[Items listed in a dataset]
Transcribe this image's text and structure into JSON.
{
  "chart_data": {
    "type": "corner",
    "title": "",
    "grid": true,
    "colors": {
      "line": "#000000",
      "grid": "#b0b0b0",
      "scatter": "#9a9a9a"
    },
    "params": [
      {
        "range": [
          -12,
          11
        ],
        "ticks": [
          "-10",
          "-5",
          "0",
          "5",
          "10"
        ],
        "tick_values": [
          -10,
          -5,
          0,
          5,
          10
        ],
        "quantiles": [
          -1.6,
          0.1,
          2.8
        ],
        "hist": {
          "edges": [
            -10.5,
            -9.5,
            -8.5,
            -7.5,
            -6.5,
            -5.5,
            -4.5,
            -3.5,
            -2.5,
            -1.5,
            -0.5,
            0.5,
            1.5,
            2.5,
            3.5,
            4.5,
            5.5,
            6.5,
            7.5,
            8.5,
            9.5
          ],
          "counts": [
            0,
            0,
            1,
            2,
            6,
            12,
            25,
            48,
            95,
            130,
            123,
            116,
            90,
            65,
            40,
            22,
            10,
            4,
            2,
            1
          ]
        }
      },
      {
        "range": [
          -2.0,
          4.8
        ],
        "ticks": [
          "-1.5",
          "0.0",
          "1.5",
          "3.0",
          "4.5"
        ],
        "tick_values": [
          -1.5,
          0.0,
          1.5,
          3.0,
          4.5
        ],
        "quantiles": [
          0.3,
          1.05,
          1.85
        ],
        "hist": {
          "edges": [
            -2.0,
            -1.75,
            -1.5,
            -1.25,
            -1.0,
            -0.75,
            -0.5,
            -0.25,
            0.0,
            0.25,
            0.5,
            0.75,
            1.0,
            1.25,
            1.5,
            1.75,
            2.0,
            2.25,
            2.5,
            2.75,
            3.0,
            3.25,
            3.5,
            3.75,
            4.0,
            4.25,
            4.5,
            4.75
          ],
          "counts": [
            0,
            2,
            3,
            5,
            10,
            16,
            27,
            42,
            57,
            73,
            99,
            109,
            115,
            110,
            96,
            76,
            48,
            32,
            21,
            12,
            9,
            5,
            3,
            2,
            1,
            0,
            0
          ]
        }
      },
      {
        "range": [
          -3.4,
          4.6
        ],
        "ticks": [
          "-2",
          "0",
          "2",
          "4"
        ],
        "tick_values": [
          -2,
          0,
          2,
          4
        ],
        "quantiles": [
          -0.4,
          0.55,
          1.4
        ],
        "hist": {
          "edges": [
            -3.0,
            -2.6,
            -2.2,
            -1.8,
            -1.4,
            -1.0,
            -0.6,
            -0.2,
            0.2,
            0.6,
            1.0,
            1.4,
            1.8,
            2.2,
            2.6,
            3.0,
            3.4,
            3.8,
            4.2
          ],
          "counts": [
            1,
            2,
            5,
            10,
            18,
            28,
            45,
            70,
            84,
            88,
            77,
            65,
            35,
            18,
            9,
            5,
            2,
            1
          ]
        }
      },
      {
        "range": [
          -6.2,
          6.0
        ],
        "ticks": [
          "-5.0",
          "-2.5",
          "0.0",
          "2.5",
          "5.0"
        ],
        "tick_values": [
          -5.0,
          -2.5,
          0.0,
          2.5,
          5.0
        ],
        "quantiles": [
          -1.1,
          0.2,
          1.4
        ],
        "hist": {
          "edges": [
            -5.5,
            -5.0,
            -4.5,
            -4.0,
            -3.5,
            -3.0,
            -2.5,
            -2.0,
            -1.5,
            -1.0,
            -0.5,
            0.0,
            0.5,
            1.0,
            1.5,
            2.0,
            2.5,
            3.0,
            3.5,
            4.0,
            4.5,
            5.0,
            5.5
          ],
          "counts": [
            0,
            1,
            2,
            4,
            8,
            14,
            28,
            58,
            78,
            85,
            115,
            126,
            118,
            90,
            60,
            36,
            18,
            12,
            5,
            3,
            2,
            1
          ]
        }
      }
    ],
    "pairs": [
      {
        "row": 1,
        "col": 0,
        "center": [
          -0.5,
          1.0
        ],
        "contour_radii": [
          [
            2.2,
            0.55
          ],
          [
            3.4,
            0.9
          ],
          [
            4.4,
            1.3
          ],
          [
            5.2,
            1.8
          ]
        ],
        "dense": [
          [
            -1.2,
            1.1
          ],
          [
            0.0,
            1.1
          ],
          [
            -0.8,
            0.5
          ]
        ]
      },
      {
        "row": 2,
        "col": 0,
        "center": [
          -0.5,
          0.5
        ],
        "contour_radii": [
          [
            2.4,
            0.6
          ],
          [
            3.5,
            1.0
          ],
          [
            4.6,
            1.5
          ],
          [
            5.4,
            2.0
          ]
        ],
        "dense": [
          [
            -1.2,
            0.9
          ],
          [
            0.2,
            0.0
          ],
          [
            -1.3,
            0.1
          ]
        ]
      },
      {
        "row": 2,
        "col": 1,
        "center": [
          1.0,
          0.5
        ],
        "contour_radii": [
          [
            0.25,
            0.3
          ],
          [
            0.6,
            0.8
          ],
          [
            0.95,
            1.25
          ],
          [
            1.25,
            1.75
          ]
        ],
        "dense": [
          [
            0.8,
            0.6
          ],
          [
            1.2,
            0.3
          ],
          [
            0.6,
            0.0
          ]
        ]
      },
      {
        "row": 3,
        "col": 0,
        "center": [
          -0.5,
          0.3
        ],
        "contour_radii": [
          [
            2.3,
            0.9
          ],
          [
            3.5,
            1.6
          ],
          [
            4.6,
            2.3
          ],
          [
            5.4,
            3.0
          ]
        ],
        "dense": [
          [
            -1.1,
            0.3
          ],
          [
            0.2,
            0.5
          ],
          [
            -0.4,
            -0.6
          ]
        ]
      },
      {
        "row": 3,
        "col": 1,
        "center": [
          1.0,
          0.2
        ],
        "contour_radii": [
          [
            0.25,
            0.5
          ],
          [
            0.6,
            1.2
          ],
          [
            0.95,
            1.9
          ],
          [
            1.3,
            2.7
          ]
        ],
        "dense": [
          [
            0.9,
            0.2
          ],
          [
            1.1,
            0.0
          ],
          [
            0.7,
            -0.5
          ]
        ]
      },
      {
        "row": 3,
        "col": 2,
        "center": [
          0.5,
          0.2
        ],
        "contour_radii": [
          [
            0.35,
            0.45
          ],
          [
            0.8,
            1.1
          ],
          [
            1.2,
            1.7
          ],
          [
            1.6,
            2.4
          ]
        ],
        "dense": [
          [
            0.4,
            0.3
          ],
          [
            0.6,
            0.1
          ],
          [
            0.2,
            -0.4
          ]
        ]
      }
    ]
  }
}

What to produce:
Make an exact copy of the data above.

Response:
Transcribe this image's text and structure into JSON.
{
  "chart_data": {
    "type": "corner",
    "title": "",
    "grid": true,
    "colors": {
      "line": "#000000",
      "grid": "#b0b0b0",
      "scatter": "#9a9a9a"
    },
    "params": [
      {
        "range": [
          -12,
          11
        ],
        "ticks": [
          "-10",
          "-5",
          "0",
          "5",
          "10"
        ],
        "tick_values": [
          -10,
          -5,
          0,
          5,
          10
        ],
        "quantiles": [
          -1.6,
          0.1,
          2.8
        ],
        "hist": {
          "edges": [
            -10.5,
            -9.5,
            -8.5,
            -7.5,
            -6.5,
            -5.5,
            -4.5,
            -3.5,
            -2.5,
            -1.5,
            -0.5,
            0.5,
            1.5,
            2.5,
            3.5,
            4.5,
            5.5,
            6.5,
            7.5,
            8.5,
            9.5
          ],
          "counts": [
            0,
            0,
            1,
            2,
            6,
            12,
            25,
            48,
            95,
            130,
            123,
            116,
            90,
            65,
            40,
            22,
            10,
            4,
            2,
            1
          ]
        }
      },
      {
        "range": [
          -2.0,
          4.8
        ],
        "ticks": [
          "-1.5",
          "0.0",
          "1.5",
          "3.0",
          "4.5"
        ],
        "tick_values": [
          -1.5,
          0.0,
          1.5,
          3.0,
          4.5
        ],
        "quantiles": [
          0.3,
          1.05,
          1.85
        ],
        "hist": {
          "edges": [
            -2.0,
            -1.75,
            -1.5,
            -1.25,
            -1.0,
            -0.75,
            -0.5,
            -0.25,
            0.0,
            0.25,
            0.5,
            0.75,
            1.0,
            1.25,
            1.5,
            1.75,
            2.0,
            2.25,
            2.5,
            2.75,
            3.0,
            3.25,
            3.5,
            3.75,
            4.0,
            4.25,
            4.5,
            4.75
          ],
          "counts": [
            0,
            2,
            3,
            5,
            10,
            16,
            27,
            42,
            57,
            73,
            99,
            109,
            115,
            110,
            96,
            76,
            48,
            32,
            21,
            12,
            9,
            5,
            3,
            2,
            1,
            0,
            0
          ]
        }
      },
      {
        "range": [
          -3.4,
          4.6
        ],
        "ticks": [
          "-2",
          "0",
          "2",
          "4"
        ],
        "tick_values": [
          -2,
          0,
          2,
          4
        ],
        "quantiles": [
          -0.4,
          0.55,
          1.4
        ],
        "hist": {
          "edges": [
            -3.0,
            -2.6,
            -2.2,
            -1.8,
            -1.4,
            -1.0,
            -0.6,
            -0.2,
            0.2,
            0.6,
            1.0,
            1.4,
            1.8,
            2.2,
            2.6,
            3.0,
            3.4,
            3.8,
            4.2
          ],
          "counts": [
            1,
            2,
            5,
            10,
            18,
            28,
            45,
            70,
            84,
            88,
            77,
            65,
            35,
            18,
            9,
            5,
            2,
            1
          ]
        }
      },
      {
        "range": [
          -6.2,
          6.0
        ],
        "ticks": [
          "-5.0",
          "-2.5",
          "0.0",
          "2.5",
          "5.0"
        ],
        "tick_values": [
          -5.0,
          -2.5,
          0.0,
          2.5,
          5.0
        ],
        "quantiles": [
          -1.1,
          0.2,
          1.4
        ],
        "hist": {
          "edges": [
            -5.5,
            -5.0,
            -4.5,
            -4.0,
            -3.5,
            -3.0,
            -2.5,
            -2.0,
            -1.5,
            -1.0,
            -0.5,
            0.0,
            0.5,
            1.0,
            1.5,
            2.0,
            2.5,
            3.0,
            3.5,
            4.0,
            4.5,
            5.0,
            5.5
          ],
          "counts": [
            0,
            1,
            2,
            4,
            8,
            14,
            28,
            58,
            78,
            85,
            115,
            126,
            118,
            90,
            60,
            36,
            18,
            12,
            5,
            3,
            2,
            1
          ]
        }
      }
    ],
    "pairs": [
      {
        "row": 1,
        "col": 0,
        "center": [
          -0.5,
          1.0
        ],
        "contour_radii": [
          [
            2.2,
            0.55
          ],
          [
            3.4,
            0.9
          ],
          [
            4.4,
            1.3
          ],
          [
            5.2,
            1.8
          ]
        ],
        "dense": [
          [
            -1.2,
            1.1
          ],
          [
            0.0,
            1.1
          ],
          [
            -0.8,
            0.5
          ]
        ]
      },
      {
        "row": 2,
        "col": 0,
        "center": [
          -0.5,
          0.5
        ],
        "contour_radii": [
          [
            2.4,
            0.6
          ],
          [
            3.5,
            1.0
          ],
          [
            4.6,
            1.5
          ],
          [
            5.4,
            2.0
          ]
        ],
        "dense": [
          [
            -1.2,
            0.9
          ],
          [
            0.2,
            0.0
          ],
          [
            -1.3,
            0.1
          ]
        ]
      },
      {
        "row": 2,
        "col": 1,
        "center": [
          1.0,
          0.5
        ],
        "contour_radii": [
          [
            0.25,
            0.3
          ],
          [
            0.6,
            0.8
          ],
          [
            0.95,
            1.25
          ],
          [
            1.25,
            1.75
          ]
        ],
        "dense": [
          [
            0.8,
            0.6
          ],
          [
            1.2,
            0.3
          ],
          [
            0.6,
            0.0
          ]
        ]
      },
      {
        "row": 3,
        "col": 0,
        "center": [
          -0.5,
          0.3
        ],
        "contour_radii": [
          [
            2.3,
            0.9
          ],
          [
            3.5,
            1.6
          ],
          [
            4.6,
            2.3
          ],
          [
            5.4,
            3.0
          ]
        ],
        "dense": [
          [
            -1.1,
            0.3
          ],
          [
            0.2,
            0.5
          ],
          [
            -0.4,
            -0.6
          ]
        ]
      },
      {
        "row": 3,
        "col": 1,
        "center": [
          1.0,
          0.2
        ],
        "contour_radii": [
          [
            0.25,
            0.5
          ],
          [
            0.6,
            1.2
          ],
          [
            0.95,
            1.9
          ],
          [
            1.3,
            2.7
          ]
        ],
        "dense": [
          [
            0.9,
            0.2
          ],
          [
            1.1,
            0.0
          ],
          [
            0.7,
            -0.5
          ]
        ]
      },
      {
        "row": 3,
        "col": 2,
        "center": [
          0.5,
          0.2
        ],
        "contour_radii": [
          [
            0.35,
            0.45
          ],
          [
            0.8,
            1.1
          ],
          [
            1.2,
            1.7
          ],
          [
            1.6,
            2.4
          ]
        ],
        "dense": [
          [
            0.4,
            0.3
          ],
          [
            0.6,
            0.1
          ],
          [
            0.2,
            -0.4
          ]
        ]
      }
    ]
  }
}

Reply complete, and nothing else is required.